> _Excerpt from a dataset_

****

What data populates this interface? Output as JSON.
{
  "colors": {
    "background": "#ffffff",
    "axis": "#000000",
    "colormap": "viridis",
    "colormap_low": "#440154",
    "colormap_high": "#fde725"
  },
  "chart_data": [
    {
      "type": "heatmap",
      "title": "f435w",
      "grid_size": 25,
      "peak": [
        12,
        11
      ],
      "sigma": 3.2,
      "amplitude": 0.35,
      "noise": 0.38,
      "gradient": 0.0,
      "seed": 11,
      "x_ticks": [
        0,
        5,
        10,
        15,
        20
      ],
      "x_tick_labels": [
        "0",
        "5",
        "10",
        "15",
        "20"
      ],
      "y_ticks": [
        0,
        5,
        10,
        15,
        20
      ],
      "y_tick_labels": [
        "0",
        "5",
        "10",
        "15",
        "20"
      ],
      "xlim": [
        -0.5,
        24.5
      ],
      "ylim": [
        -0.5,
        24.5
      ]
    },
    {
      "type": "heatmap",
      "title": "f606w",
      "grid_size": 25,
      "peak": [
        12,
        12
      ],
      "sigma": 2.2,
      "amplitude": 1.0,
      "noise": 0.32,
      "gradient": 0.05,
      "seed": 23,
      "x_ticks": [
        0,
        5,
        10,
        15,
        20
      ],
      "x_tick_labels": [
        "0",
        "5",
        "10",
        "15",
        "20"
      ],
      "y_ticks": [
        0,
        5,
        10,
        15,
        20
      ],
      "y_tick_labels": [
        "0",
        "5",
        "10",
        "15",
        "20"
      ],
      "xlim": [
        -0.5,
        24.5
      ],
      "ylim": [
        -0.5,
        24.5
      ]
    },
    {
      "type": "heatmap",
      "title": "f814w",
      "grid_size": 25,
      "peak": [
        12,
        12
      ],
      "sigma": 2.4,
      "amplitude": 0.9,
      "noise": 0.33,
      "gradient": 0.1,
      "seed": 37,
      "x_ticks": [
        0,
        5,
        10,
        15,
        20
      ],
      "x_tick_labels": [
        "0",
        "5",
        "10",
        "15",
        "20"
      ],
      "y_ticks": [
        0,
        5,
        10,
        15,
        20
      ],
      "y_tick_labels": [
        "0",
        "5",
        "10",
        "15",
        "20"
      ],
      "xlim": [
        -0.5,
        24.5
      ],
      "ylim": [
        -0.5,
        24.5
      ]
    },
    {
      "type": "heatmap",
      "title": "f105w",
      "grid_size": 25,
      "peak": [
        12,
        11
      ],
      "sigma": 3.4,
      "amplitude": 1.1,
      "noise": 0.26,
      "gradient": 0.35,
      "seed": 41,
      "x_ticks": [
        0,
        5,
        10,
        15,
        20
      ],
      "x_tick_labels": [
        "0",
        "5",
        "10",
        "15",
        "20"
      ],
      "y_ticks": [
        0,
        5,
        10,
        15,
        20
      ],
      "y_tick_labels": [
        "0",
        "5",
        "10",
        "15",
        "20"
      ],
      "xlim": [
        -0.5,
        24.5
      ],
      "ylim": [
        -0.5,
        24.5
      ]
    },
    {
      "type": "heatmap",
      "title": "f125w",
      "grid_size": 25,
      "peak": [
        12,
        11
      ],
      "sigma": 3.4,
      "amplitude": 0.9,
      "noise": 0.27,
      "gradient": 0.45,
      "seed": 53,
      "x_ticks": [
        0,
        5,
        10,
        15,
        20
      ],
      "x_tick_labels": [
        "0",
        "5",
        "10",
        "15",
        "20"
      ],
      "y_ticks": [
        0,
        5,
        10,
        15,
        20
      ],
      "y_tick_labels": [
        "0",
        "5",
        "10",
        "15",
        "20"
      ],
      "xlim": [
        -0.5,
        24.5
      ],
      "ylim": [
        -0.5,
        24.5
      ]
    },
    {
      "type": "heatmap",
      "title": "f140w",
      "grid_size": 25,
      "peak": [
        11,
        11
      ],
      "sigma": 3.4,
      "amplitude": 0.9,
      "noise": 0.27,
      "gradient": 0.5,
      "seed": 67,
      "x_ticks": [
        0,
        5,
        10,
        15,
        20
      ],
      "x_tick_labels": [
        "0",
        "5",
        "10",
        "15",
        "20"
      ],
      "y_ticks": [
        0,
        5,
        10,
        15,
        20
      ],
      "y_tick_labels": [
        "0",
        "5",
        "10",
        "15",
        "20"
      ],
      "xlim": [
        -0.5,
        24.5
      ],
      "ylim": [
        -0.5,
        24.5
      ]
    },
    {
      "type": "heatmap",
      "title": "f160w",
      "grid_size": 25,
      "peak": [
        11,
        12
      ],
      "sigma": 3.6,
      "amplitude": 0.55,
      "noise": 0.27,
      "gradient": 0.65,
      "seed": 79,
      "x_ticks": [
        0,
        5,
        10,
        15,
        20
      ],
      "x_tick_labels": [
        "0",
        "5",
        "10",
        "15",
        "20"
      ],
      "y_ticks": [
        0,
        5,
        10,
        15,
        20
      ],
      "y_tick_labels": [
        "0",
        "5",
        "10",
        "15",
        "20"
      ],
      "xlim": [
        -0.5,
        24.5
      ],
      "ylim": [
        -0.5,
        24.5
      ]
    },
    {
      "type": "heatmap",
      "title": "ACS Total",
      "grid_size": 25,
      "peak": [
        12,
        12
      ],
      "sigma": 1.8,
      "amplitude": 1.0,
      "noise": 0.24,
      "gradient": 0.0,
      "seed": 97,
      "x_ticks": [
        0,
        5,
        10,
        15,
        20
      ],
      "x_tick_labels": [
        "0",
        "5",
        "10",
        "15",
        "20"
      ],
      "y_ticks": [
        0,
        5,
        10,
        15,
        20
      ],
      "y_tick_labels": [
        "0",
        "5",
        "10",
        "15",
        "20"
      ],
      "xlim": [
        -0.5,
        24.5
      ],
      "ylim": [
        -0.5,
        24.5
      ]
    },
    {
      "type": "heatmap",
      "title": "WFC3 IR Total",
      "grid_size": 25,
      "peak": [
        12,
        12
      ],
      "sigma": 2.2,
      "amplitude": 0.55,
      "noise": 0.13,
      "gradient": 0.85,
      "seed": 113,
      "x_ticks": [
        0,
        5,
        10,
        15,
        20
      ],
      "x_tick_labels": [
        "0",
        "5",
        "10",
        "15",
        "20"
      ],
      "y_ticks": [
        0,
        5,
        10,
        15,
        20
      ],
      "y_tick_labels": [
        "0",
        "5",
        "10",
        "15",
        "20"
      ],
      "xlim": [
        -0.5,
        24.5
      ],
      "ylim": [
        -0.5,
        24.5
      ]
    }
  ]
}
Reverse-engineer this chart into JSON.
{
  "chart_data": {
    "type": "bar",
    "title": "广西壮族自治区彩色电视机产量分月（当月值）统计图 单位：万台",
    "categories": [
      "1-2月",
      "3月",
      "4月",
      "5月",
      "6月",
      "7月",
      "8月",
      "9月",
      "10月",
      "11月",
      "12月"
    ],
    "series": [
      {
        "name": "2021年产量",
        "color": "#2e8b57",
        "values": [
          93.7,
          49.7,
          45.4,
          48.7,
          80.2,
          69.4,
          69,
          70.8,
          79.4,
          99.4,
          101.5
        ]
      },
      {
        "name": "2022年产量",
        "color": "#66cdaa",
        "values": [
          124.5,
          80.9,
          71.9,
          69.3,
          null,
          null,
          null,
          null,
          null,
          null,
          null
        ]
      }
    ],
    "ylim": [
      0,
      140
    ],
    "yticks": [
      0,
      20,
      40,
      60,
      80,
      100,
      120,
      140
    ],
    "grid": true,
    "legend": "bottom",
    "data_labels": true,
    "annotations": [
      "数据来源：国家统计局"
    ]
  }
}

****

> _SET EXERCISE_
Your task is to print all of the records exactly.

> _EXPECTED OUTPUT_
What data populates this interface? Output as JSON.
{
  "colors": {
    "background": "#ffffff",
    "axis": "#000000",
    "colormap": "viridis",
    "colormap_low": "#440154",
    "colormap_high": "#fde725"
  },
  "chart_data": [
    {
      "type": "heatmap",
      "title": "f435w",
      "grid_size": 25,
      "peak": [
        12,
        11
      ],
      "sigma": 3.2,
      "amplitude": 0.35,
      "noise": 0.38,
      "gradient": 0.0,
      "seed": 11,
      "x_ticks": [
        0,
        5,
        10,
        15,
        20
      ],
      "x_tick_labels": [
        "0",
        "5",
        "10",
        "15",
        "20"
      ],
      "y_ticks": [
        0,
        5,
        10,
        15,
        20
      ],
      "y_tick_labels": [
        "0",
        "5",
        "10",
        "15",
        "20"
      ],
      "xlim": [
        -0.5,
        24.5
      ],
      "ylim": [
        -0.5,
        24.5
      ]
    },
    {
      "type": "heatmap",
      "title": "f606w",
      "grid_size": 25,
      "peak": [
        12,
        12
      ],
      "sigma": 2.2,
      "amplitude": 1.0,
      "noise": 0.32,
      "gradient": 0.05,
      "seed": 23,
      "x_ticks": [
        0,
        5,
        10,
        15,
        20
      ],
      "x_tick_labels": [
        "0",
        "5",
        "10",
        "15",
        "20"
      ],
      "y_ticks": [
        0,
        5,
        10,
        15,
        20
      ],
      "y_tick_labels": [
        "0",
        "5",
        "10",
        "15",
        "20"
      ],
      "xlim": [
        -0.5,
        24.5
      ],
      "ylim": [
        -0.5,
        24.5
      ]
    },
    {
      "type": "heatmap",
      "title": "f814w",
      "grid_size": 25,
      "peak": [
        12,
        12
      ],
      "sigma": 2.4,
      "amplitude": 0.9,
      "noise": 0.33,
      "gradient": 0.1,
      "seed": 37,
      "x_ticks": [
        0,
        5,
        10,
        15,
        20
      ],
      "x_tick_labels": [
        "0",
        "5",
        "10",
        "15",
        "20"
      ],
      "y_ticks": [
        0,
        5,
        10,
        15,
        20
      ],
      "y_tick_labels": [
        "0",
        "5",
        "10",
        "15",
        "20"
      ],
      "xlim": [
        -0.5,
        24.5
      ],
      "ylim": [
        -0.5,
        24.5
      ]
    },
    {
      "type": "heatmap",
      "title": "f105w",
      "grid_size": 25,
      "peak": [
        12,
        11
      ],
      "sigma": 3.4,
      "amplitude": 1.1,
      "noise": 0.26,
      "gradient": 0.35,
      "seed": 41,
      "x_ticks": [
        0,
        5,
        10,
        15,
        20
      ],
      "x_tick_labels": [
        "0",
        "5",
        "10",
        "15",
        "20"
      ],
      "y_ticks": [
        0,
        5,
        10,
        15,
        20
      ],
      "y_tick_labels": [
        "0",
        "5",
        "10",
        "15",
        "20"
      ],
      "xlim": [
        -0.5,
        24.5
      ],
      "ylim": [
        -0.5,
        24.5
      ]
    },
    {
      "type": "heatmap",
      "title": "f125w",
      "grid_size": 25,
      "peak": [
        12,
        11
      ],
      "sigma": 3.4,
      "amplitude": 0.9,
      "noise": 0.27,
      "gradient": 0.45,
      "seed": 53,
      "x_ticks": [
        0,
        5,
        10,
        15,
        20
      ],
      "x_tick_labels": [
        "0",
        "5",
        "10",
        "15",
        "20"
      ],
      "y_ticks": [
        0,
        5,
        10,
        15,
        20
      ],
      "y_tick_labels": [
        "0",
        "5",
        "10",
        "15",
        "20"
      ],
      "xlim": [
        -0.5,
        24.5
      ],
      "ylim": [
        -0.5,
        24.5
      ]
    },
    {
      "type": "heatmap",
      "title": "f140w",
      "grid_size": 25,
      "peak": [
        11,
        11
      ],
      "sigma": 3.4,
      "amplitude": 0.9,
      "noise": 0.27,
      "gradient": 0.5,
      "seed": 67,
      "x_ticks": [
        0,
        5,
        10,
        15,
        20
      ],
      "x_tick_labels": [
        "0",
        "5",
        "10",
        "15",
        "20"
      ],
      "y_ticks": [
        0,
        5,
        10,
        15,
        20
      ],
      "y_tick_labels": [
        "0",
        "5",
        "10",
        "15",
        "20"
      ],
      "xlim": [
        -0.5,
        24.5
      ],
      "ylim": [
        -0.5,
        24.5
      ]
    },
    {
      "type": "heatmap",
      "title": "f160w",
      "grid_size": 25,
      "peak": [
        11,
        12
      ],
      "sigma": 3.6,
      "amplitude": 0.55,
      "noise": 0.27,
      "gradient": 0.65,
      "seed": 79,
      "x_ticks": [
        0,
        5,
        10,
        15,
        20
      ],
      "x_tick_labels": [
        "0",
        "5",
        "10",
        "15",
        "20"
      ],
      "y_ticks": [
        0,
        5,
        10,
        15,
        20
      ],
      "y_tick_labels": [
        "0",
        "5",
        "10",
        "15",
        "20"
      ],
      "xlim": [
        -0.5,
        24.5
      ],
      "ylim": [
        -0.5,
        24.5
      ]
    },
    {
      "type": "heatmap",
      "title": "ACS Total",
      "grid_size": 25,
      "peak": [
        12,
        12
      ],
      "sigma": 1.8,
      "amplitude": 1.0,
      "noise": 0.24,
      "gradient": 0.0,
      "seed": 97,
      "x_ticks": [
        0,
        5,
        10,
        15,
        20
      ],
      "x_tick_labels": [
        "0",
        "5",
        "10",
        "15",
        "20"
      ],
      "y_ticks": [
        0,
        5,
        10,
        15,
        20
      ],
      "y_tick_labels": [
        "0",
        "5",
        "10",
        "15",
        "20"
      ],
      "xlim": [
        -0.5,
        24.5
      ],
      "ylim": [
        -0.5,
        24.5
      ]
    },
    {
      "type": "heatmap",
      "title": "WFC3 IR Total",
      "grid_size": 25,
      "peak": [
        12,
        12
      ],
      "sigma": 2.2,
      "amplitude": 0.55,
      "noise": 0.13,
      "gradient": 0.85,
      "seed": 113,
      "x_ticks": [
        0,
        5,
        10,
        15,
        20
      ],
      "x_tick_labels": [
        "0",
        "5",
        "10",
        "15",
        "20"
      ],
      "y_ticks": [
        0,
        5,
        10,
        15,
        20
      ],
      "y_tick_labels": [
        "0",
        "5",
        "10",
        "15",
        "20"
      ],
      "xlim": [
        -0.5,
        24.5
      ],
      "ylim": [
        -0.5,
        24.5
      ]
    }
  ]
}
Reverse-engineer this chart into JSON.
{
  "chart_data": {
    "type": "bar",
    "title": "广西壮族自治区彩色电视机产量分月（当月值）统计图 单位：万台",
    "categories": [
      "1-2月",
      "3月",
      "4月",
      "5月",
      "6月",
      "7月",
      "8月",
      "9月",
      "10月",
      "11月",
      "12月"
    ],
    "series": [
      {
        "name": "2021年产量",
        "color": "#2e8b57",
        "values": [
          93.7,
          49.7,
          45.4,
          48.7,
          80.2,
          69.4,
          69,
          70.8,
          79.4,
          99.4,
          101.5
        ]
      },
      {
        "name": "2022年产量",
        "color": "#66cdaa",
        "values": [
          124.5,
          80.9,
          71.9,
          69.3,
          null,
          null,
          null,
          null,
          null,
          null,
          null
        ]
      }
    ],
    "ylim": [
      0,
      140
    ],
    "yticks": [
      0,
      20,
      40,
      60,
      80,
      100,
      120,
      140
    ],
    "grid": true,
    "legend": "bottom",
    "data_labels": true,
    "annotations": [
      "数据来源：国家统计局"
    ]
  }
}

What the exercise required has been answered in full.